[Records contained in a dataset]
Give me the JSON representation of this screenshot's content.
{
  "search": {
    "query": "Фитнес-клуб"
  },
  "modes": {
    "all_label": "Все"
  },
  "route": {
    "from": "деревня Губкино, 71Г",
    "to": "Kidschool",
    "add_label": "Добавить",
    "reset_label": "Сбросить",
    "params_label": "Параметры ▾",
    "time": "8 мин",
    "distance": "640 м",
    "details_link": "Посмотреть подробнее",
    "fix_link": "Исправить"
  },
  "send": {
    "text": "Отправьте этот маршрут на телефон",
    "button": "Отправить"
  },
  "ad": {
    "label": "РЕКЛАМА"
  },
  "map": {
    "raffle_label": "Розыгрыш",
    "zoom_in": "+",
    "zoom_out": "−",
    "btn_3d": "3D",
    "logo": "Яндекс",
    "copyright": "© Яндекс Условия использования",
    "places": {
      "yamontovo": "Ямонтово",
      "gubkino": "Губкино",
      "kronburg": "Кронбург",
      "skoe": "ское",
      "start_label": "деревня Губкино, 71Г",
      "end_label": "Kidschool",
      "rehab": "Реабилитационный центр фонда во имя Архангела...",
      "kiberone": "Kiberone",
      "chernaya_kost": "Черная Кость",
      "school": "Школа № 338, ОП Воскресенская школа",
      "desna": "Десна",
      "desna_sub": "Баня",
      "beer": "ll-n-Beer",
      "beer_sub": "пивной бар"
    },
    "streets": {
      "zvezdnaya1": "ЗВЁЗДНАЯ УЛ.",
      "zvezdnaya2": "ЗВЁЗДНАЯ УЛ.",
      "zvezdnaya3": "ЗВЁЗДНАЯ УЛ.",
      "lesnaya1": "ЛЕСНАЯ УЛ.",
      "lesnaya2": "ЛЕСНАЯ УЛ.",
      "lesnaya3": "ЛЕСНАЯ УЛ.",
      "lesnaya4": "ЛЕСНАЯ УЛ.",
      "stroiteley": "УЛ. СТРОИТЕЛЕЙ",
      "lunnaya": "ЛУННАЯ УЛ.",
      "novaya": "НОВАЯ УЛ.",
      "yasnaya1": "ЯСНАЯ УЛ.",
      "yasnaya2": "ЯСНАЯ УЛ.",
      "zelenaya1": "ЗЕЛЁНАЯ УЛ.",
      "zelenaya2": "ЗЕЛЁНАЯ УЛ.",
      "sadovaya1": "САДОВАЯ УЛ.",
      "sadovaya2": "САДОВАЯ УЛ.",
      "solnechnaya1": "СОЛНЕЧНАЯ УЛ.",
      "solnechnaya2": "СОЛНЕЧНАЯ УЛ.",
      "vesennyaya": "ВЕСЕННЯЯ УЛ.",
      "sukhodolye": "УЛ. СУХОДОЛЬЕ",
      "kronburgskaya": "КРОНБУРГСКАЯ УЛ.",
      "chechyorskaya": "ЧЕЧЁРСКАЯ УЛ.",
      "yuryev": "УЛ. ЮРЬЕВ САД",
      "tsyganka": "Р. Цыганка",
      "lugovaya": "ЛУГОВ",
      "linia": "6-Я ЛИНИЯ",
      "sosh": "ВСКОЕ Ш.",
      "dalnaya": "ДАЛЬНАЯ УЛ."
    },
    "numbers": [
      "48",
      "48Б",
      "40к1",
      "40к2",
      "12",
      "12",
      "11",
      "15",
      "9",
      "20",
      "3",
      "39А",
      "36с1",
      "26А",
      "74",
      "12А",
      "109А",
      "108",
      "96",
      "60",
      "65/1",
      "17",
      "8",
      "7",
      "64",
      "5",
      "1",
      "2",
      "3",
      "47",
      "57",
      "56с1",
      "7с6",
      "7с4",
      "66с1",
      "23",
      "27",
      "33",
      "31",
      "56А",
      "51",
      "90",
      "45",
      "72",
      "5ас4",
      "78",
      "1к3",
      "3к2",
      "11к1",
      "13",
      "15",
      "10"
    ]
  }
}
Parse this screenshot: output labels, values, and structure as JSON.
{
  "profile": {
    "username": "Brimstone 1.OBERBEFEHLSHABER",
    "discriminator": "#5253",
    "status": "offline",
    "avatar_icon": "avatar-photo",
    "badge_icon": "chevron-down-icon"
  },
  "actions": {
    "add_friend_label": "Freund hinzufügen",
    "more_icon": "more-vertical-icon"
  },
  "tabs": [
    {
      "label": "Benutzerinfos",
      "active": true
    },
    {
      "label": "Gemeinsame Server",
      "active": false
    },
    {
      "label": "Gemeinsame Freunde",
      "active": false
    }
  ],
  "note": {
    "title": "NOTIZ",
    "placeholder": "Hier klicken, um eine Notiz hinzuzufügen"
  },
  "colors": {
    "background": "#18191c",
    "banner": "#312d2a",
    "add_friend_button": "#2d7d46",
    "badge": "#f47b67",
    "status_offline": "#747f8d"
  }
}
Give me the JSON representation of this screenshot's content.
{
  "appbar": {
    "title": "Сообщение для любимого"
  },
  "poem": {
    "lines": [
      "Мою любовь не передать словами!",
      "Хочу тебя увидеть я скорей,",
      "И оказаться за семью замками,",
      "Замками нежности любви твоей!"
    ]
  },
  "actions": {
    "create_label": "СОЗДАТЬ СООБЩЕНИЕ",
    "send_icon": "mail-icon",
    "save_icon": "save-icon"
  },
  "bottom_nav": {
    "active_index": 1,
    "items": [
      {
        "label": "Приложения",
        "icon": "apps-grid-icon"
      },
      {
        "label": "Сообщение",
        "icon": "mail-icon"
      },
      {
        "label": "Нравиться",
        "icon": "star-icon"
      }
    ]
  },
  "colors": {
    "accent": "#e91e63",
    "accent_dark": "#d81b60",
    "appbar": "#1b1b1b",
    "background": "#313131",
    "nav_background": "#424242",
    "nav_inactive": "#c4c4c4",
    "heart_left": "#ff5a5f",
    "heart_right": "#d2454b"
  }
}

- Task details:
In the entries above, identify every line with the word "ЛЕСНАЯ". Copy those lines.

- The reply:
      "lesnaya1": "ЛЕСНАЯ УЛ.",
      "lesnaya2": "ЛЕСНАЯ УЛ.",
      "lesnaya3": "ЛЕСНАЯ УЛ.",
      "lesnaya4": "ЛЕСНАЯ УЛ.",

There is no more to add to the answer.